====== THE DATA ======
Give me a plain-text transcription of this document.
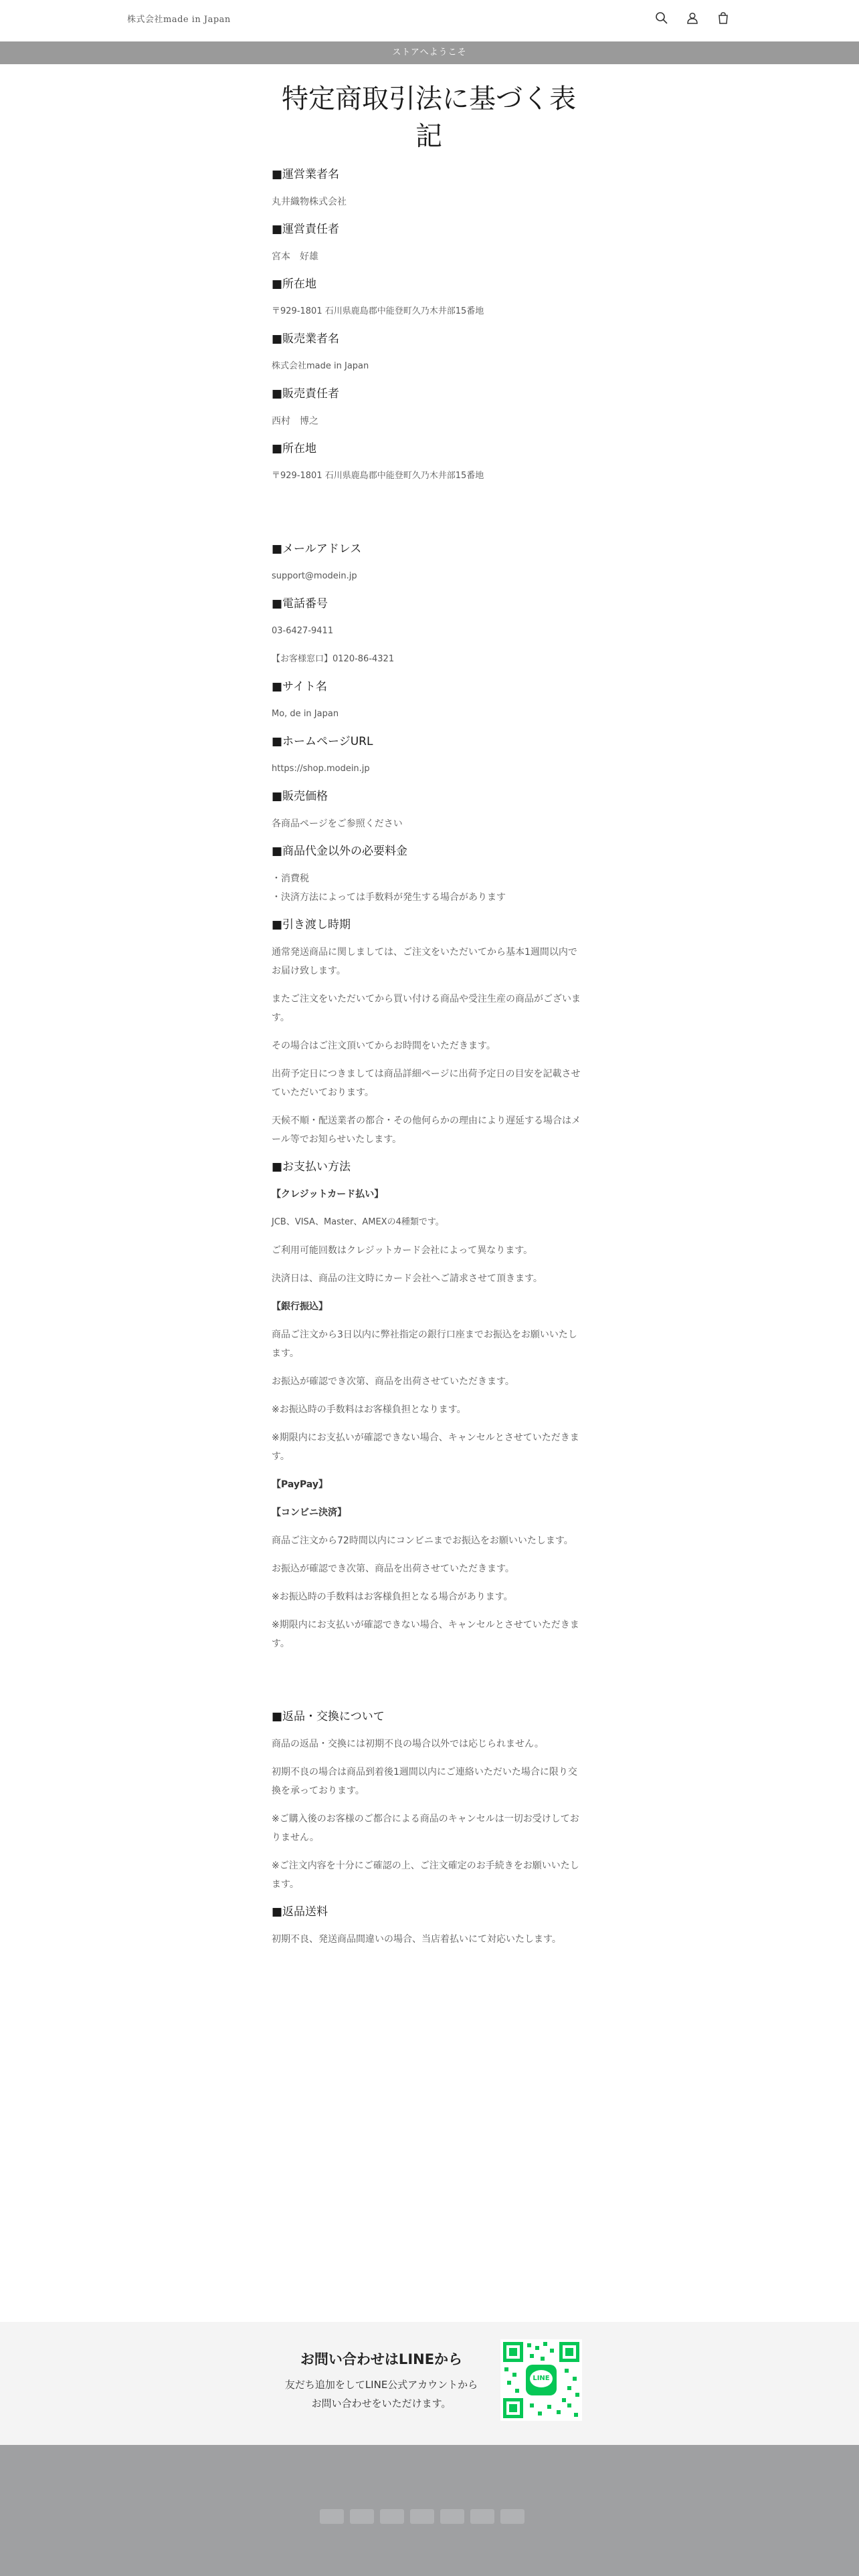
株式会社made in Japan
ストアへようこそ
特定商取引法に基づく表記
■運営業者名
丸井織物株式会社
■運営責任者
宮本　好雄
■所在地
〒929-1801 石川県鹿島郡中能登町久乃木井部15番地
■販売業者名
株式会社made in Japan
■販売責任者
西村　博之
■所在地
〒929-1801 石川県鹿島郡中能登町久乃木井部15番地
■メールアドレス
support@modein.jp
■電話番号
03-6427-9411
【お客様窓口】0120-86-4321
■サイト名
Mo, de in Japan
■ホームページURL
https://shop.modein.jp
■販売価格
各商品ページをご参照ください
■商品代金以外の必要料金
・消費税
・決済方法によっては手数料が発生する場合があります
■引き渡し時期
通常発送商品に関しましては、ご注文をいただいてから基本1週間以内でお届け致します。
またご注文をいただいてから買い付ける商品や受注生産の商品がございます。
その場合はご注文頂いてからお時間をいただきます。
出荷予定日につきましては商品詳細ページに出荷予定日の目安を記載させていただいております。
天候不順・配送業者の都合・その他何らかの理由により遅延する場合はメール等でお知らせいたします。
■お支払い方法
【クレジットカード払い】
JCB、VISA、Master、AMEXの4種類です。
ご利用可能回数はクレジットカード会社によって異なります。
決済日は、商品の注文時にカード会社へご請求させて頂きます。
【銀行振込】
商品ご注文から3日以内に弊社指定の銀行口座までお振込をお願いいたします。
お振込が確認でき次第、商品を出荷させていただきます。
※お振込時の手数料はお客様負担となります。
※期限内にお支払いが確認できない場合、キャンセルとさせていただきます。
【PayPay】
【コンビニ決済】
商品ご注文から72時間以内にコンビニまでお振込をお願いいたします。
お振込が確認でき次第、商品を出荷させていただきます。
※お振込時の手数料はお客様負担となる場合があります。
※期限内にお支払いが確認できない場合、キャンセルとさせていただきます。
■返品・交換について
商品の返品・交換には初期不良の場合以外では応じられません。
初期不良の場合は商品到着後1週間以内にご連絡いただいた場合に限り交換を承っております。
※ご購入後のお客様のご都合による商品のキャンセルは一切お受けしておりません。
※ご注文内容を十分にご確認の上、ご注文確定のお手続きをお願いいたします。
■返品送料
初期不良、発送商品間違いの場合、当店着払いにて対応いたします。
お問い合わせはLINEから
友だち追加をしてLINE公式アカウントから
お問い合わせをいただけます。
LINE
======
**DIRECTIONS FOR THIS TASK**
Copy each line of the records precisely and drop any images they hold.

**SOLUTION BELOW**
Give me a plain-text transcription of this document.
株式会社made in Japan
ストアへようこそ
特定商取引法に基づく表記
■運営業者名
丸井織物株式会社
■運営責任者
宮本　好雄
■所在地
〒929-1801 石川県鹿島郡中能登町久乃木井部15番地
■販売業者名
株式会社made in Japan
■販売責任者
西村　博之
■所在地
〒929-1801 石川県鹿島郡中能登町久乃木井部15番地
■メールアドレス
support@modein.jp
■電話番号
03-6427-9411
【お客様窓口】0120-86-4321
■サイト名
Mo, de in Japan
■ホームページURL
https://shop.modein.jp
■販売価格
各商品ページをご参照ください
■商品代金以外の必要料金
・消費税
・決済方法によっては手数料が発生する場合があります
■引き渡し時期
通常発送商品に関しましては、ご注文をいただいてから基本1週間以内でお届け致します。
またご注文をいただいてから買い付ける商品や受注生産の商品がございます。
その場合はご注文頂いてからお時間をいただきます。
出荷予定日につきましては商品詳細ページに出荷予定日の目安を記載させていただいております。
天候不順・配送業者の都合・その他何らかの理由により遅延する場合はメール等でお知らせいたします。
■お支払い方法
【クレジットカード払い】
JCB、VISA、Master、AMEXの4種類です。
ご利用可能回数はクレジットカード会社によって異なります。
決済日は、商品の注文時にカード会社へご請求させて頂きます。
【銀行振込】
商品ご注文から3日以内に弊社指定の銀行口座までお振込をお願いいたします。
お振込が確認でき次第、商品を出荷させていただきます。
※お振込時の手数料はお客様負担となります。
※期限内にお支払いが確認できない場合、キャンセルとさせていただきます。
【PayPay】
【コンビニ決済】
商品ご注文から72時間以内にコンビニまでお振込をお願いいたします。
お振込が確認でき次第、商品を出荷させていただきます。
※お振込時の手数料はお客様負担となる場合があります。
※期限内にお支払いが確認できない場合、キャンセルとさせていただきます。
■返品・交換について
商品の返品・交換には初期不良の場合以外では応じられません。
初期不良の場合は商品到着後1週間以内にご連絡いただいた場合に限り交換を承っております。
※ご購入後のお客様のご都合による商品のキャンセルは一切お受けしておりません。
※ご注文内容を十分にご確認の上、ご注文確定のお手続きをお願いいたします。
■返品送料
初期不良、発送商品間違いの場合、当店着払いにて対応いたします。
お問い合わせはLINEから
友だち追加をしてLINE公式アカウントから
お問い合わせをいただけます。
LINE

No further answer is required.